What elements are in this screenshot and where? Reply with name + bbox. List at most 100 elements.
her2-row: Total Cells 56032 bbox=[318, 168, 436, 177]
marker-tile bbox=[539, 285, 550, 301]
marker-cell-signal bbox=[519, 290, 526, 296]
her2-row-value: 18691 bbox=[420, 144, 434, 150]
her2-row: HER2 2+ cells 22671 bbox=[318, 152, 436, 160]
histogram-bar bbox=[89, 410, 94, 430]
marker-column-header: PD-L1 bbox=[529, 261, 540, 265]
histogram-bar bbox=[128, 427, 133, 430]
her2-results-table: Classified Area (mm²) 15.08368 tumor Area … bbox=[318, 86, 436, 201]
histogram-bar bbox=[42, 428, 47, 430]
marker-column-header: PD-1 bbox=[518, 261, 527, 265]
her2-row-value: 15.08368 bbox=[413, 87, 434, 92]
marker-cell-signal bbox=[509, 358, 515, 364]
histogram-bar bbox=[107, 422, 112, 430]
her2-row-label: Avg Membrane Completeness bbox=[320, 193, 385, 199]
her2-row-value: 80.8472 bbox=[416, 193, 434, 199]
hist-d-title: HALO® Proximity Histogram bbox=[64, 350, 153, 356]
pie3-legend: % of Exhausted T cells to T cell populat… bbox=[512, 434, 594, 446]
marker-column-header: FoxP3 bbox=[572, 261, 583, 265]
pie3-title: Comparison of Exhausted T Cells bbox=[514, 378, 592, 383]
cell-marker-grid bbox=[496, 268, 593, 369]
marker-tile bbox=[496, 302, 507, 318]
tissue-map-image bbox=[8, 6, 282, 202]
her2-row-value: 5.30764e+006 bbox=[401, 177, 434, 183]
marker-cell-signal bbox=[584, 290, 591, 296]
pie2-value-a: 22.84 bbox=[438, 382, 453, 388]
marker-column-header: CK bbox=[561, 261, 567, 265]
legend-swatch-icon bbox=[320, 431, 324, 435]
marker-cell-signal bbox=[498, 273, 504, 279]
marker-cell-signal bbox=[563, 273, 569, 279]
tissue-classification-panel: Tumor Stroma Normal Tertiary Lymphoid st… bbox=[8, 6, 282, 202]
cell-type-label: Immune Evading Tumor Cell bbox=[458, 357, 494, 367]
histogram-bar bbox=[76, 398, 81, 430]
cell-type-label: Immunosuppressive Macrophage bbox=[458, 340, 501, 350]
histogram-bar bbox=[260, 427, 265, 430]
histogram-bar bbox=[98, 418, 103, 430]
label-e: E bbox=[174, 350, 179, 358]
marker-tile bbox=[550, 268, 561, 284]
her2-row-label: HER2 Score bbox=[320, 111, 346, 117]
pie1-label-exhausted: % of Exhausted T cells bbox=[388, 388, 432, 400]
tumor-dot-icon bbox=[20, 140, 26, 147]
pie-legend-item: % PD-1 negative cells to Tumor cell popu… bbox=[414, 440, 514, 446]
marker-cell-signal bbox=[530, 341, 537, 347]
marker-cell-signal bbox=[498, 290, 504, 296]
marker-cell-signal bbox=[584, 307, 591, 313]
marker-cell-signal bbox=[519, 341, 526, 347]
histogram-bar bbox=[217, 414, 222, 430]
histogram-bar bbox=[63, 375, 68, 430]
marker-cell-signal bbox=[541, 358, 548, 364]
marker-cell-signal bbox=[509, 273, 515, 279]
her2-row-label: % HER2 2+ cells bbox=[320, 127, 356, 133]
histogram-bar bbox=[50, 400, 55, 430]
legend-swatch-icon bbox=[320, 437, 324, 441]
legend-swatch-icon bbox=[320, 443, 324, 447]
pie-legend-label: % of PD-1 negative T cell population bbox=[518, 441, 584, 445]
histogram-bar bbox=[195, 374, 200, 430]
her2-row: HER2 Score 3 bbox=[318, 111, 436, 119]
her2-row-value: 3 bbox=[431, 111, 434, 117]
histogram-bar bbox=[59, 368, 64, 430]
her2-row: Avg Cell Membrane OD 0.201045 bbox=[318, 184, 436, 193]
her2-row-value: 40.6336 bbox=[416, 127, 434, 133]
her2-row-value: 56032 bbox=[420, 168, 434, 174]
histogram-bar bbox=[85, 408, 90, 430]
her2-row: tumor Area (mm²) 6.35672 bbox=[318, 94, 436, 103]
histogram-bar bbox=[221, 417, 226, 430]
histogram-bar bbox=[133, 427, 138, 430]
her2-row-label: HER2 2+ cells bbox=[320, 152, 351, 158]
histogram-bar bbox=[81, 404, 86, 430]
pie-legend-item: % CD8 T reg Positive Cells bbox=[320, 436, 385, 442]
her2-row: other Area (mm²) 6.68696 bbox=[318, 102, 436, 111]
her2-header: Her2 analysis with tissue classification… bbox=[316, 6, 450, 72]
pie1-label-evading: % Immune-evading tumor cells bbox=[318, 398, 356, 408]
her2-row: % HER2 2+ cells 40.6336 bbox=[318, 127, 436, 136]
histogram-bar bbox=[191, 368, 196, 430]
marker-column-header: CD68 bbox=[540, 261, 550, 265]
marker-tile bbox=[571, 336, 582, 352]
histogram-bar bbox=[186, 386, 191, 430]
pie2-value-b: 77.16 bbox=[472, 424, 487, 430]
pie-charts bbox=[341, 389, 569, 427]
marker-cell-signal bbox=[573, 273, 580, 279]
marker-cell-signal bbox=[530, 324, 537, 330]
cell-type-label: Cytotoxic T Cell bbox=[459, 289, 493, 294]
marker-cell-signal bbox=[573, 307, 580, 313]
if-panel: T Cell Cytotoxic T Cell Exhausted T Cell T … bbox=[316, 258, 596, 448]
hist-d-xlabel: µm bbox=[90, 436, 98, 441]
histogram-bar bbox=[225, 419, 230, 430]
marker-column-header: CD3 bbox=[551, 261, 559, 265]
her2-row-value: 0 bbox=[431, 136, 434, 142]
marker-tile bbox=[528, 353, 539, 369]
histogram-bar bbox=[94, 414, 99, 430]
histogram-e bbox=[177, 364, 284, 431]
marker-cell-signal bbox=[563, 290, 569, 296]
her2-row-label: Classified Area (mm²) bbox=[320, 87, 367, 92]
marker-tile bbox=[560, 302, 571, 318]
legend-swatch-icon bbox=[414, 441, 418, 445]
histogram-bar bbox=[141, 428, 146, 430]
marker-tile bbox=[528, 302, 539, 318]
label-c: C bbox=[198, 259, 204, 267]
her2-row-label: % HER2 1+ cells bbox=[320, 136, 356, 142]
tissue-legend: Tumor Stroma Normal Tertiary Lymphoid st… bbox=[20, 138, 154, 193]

────────────────────

Track down all lines above with the string "type" and copy them.

cell-type-label: Immune Evading Tumor Cell bbox=[458, 357, 494, 367]
cell-type-label: Immunosuppressive Macrophage bbox=[458, 340, 501, 350]
cell-type-label: Cytotoxic T Cell bbox=[459, 289, 493, 294]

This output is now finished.